====== RECORD EXTRACTS

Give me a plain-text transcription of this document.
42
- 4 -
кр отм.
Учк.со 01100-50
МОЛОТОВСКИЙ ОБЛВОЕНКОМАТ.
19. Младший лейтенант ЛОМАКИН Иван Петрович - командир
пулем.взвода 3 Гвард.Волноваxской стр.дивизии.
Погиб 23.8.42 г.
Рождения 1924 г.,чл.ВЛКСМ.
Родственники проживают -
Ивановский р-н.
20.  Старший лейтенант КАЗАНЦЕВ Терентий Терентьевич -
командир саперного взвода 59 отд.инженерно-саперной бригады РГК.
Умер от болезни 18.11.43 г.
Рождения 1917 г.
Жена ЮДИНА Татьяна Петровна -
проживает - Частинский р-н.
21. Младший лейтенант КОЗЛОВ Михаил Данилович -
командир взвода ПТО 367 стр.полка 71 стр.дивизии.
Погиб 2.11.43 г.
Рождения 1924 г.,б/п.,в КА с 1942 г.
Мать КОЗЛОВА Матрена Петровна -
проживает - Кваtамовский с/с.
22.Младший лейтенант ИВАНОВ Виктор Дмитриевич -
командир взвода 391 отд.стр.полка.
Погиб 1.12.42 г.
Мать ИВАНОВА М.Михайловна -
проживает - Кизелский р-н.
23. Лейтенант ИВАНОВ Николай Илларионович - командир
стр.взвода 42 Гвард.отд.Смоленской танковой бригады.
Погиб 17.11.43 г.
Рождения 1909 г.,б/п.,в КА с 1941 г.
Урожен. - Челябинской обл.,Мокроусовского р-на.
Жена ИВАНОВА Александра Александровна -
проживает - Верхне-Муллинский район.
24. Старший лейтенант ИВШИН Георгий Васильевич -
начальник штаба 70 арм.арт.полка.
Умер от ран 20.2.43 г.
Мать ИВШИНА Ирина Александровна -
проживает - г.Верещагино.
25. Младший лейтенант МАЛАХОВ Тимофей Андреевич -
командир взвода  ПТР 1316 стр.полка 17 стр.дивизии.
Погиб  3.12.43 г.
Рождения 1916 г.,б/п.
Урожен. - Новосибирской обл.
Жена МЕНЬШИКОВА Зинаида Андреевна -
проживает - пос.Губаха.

============

● WRITTEN REQUEST: Repeat each entry word for word.

● WRITTEN REPLY:
Give me a plain-text transcription of this document.
42
- 4 -
кр отм.
Учк.со 01100-50
МОЛОТОВСКИЙ ОБЛВОЕНКОМАТ.
19. Младший лейтенант ЛОМАКИН Иван Петрович - командир
пулем.взвода 3 Гвард.Волноваxской стр.дивизии.
Погиб 23.8.42 г.
Рождения 1924 г.,чл.ВЛКСМ.
Родственники проживают -
Ивановский р-н.
20.  Старший лейтенант КАЗАНЦЕВ Терентий Терентьевич -
командир саперного взвода 59 отд.инженерно-саперной бригады РГК.
Умер от болезни 18.11.43 г.
Рождения 1917 г.
Жена ЮДИНА Татьяна Петровна -
проживает - Частинский р-н.
21. Младший лейтенант КОЗЛОВ Михаил Данилович -
командир взвода ПТО 367 стр.полка 71 стр.дивизии.
Погиб 2.11.43 г.
Рождения 1924 г.,б/п.,в КА с 1942 г.
Мать КОЗЛОВА Матрена Петровна -
проживает - Кваtамовский с/с.
22.Младший лейтенант ИВАНОВ Виктор Дмитриевич -
командир взвода 391 отд.стр.полка.
Погиб 1.12.42 г.
Мать ИВАНОВА М.Михайловна -
проживает - Кизелский р-н.
23. Лейтенант ИВАНОВ Николай Илларионович - командир
стр.взвода 42 Гвард.отд.Смоленской танковой бригады.
Погиб 17.11.43 г.
Рождения 1909 г.,б/п.,в КА с 1941 г.
Урожен. - Челябинской обл.,Мокроусовского р-на.
Жена ИВАНОВА Александра Александровна -
проживает - Верхне-Муллинский район.
24. Старший лейтенант ИВШИН Георгий Васильевич -
начальник штаба 70 арм.арт.полка.
Умер от ран 20.2.43 г.
Мать ИВШИНА Ирина Александровна -
проживает - г.Верещагино.
25. Младший лейтенант МАЛАХОВ Тимофей Андреевич -
командир взвода  ПТР 1316 стр.полка 17 стр.дивизии.
Погиб  3.12.43 г.
Рождения 1916 г.,б/п.
Урожен. - Новосибирской обл.
Жена МЕНЬШИКОВА Зинаида Андреевна -
проживает - пос.Губаха.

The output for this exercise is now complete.